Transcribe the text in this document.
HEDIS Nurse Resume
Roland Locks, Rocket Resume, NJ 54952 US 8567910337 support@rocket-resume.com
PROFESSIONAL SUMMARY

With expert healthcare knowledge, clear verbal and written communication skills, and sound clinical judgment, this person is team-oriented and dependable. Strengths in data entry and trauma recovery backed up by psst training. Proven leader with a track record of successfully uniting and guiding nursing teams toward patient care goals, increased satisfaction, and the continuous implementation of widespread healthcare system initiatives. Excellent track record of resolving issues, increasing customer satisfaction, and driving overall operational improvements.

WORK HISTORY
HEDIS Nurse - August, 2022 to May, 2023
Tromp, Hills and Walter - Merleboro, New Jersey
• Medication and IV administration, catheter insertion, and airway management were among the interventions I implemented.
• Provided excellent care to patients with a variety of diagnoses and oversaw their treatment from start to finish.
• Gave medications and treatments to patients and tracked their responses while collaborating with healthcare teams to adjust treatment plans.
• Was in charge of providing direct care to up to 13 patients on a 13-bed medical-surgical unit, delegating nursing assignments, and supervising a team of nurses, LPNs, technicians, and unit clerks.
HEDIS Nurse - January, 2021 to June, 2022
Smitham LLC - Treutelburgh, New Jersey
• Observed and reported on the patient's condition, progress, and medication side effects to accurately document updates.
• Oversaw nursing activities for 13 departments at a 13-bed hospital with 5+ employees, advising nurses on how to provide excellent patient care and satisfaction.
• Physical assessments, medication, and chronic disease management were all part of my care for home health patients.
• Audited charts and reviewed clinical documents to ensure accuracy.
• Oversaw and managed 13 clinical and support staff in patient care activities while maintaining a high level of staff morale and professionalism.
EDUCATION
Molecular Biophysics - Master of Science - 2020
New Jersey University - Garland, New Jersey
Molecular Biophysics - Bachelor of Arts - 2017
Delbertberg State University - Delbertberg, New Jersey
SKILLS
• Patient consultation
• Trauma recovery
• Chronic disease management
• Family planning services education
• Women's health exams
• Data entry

_ _ _ _

YOUR OBJECTIVE - Transcribe the data. Leave every line exactly as it is.

OUTPUT FOR THIS EXERCISE -
Transcribe the text in this document.
HEDIS Nurse Resume
Roland Locks, Rocket Resume, NJ 54952 US 8567910337 support@rocket-resume.com
PROFESSIONAL SUMMARY

With expert healthcare knowledge, clear verbal and written communication skills, and sound clinical judgment, this person is team-oriented and dependable. Strengths in data entry and trauma recovery backed up by psst training. Proven leader with a track record of successfully uniting and guiding nursing teams toward patient care goals, increased satisfaction, and the continuous implementation of widespread healthcare system initiatives. Excellent track record of resolving issues, increasing customer satisfaction, and driving overall operational improvements.

WORK HISTORY
HEDIS Nurse - August, 2022 to May, 2023
Tromp, Hills and Walter - Merleboro, New Jersey
• Medication and IV administration, catheter insertion, and airway management were among the interventions I implemented.
• Provided excellent care to patients with a variety of diagnoses and oversaw their treatment from start to finish.
• Gave medications and treatments to patients and tracked their responses while collaborating with healthcare teams to adjust treatment plans.
• Was in charge of providing direct care to up to 13 patients on a 13-bed medical-surgical unit, delegating nursing assignments, and supervising a team of nurses, LPNs, technicians, and unit clerks.
HEDIS Nurse - January, 2021 to June, 2022
Smitham LLC - Treutelburgh, New Jersey
• Observed and reported on the patient's condition, progress, and medication side effects to accurately document updates.
• Oversaw nursing activities for 13 departments at a 13-bed hospital with 5+ employees, advising nurses on how to provide excellent patient care and satisfaction.
• Physical assessments, medication, and chronic disease management were all part of my care for home health patients.
• Audited charts and reviewed clinical documents to ensure accuracy.
• Oversaw and managed 13 clinical and support staff in patient care activities while maintaining a high level of staff morale and professionalism.
EDUCATION
Molecular Biophysics - Master of Science - 2020
New Jersey University - Garland, New Jersey
Molecular Biophysics - Bachelor of Arts - 2017
Delbertberg State University - Delbertberg, New Jersey
SKILLS
• Patient consultation
• Trauma recovery
• Chronic disease management
• Family planning services education
• Women's health exams
• Data entry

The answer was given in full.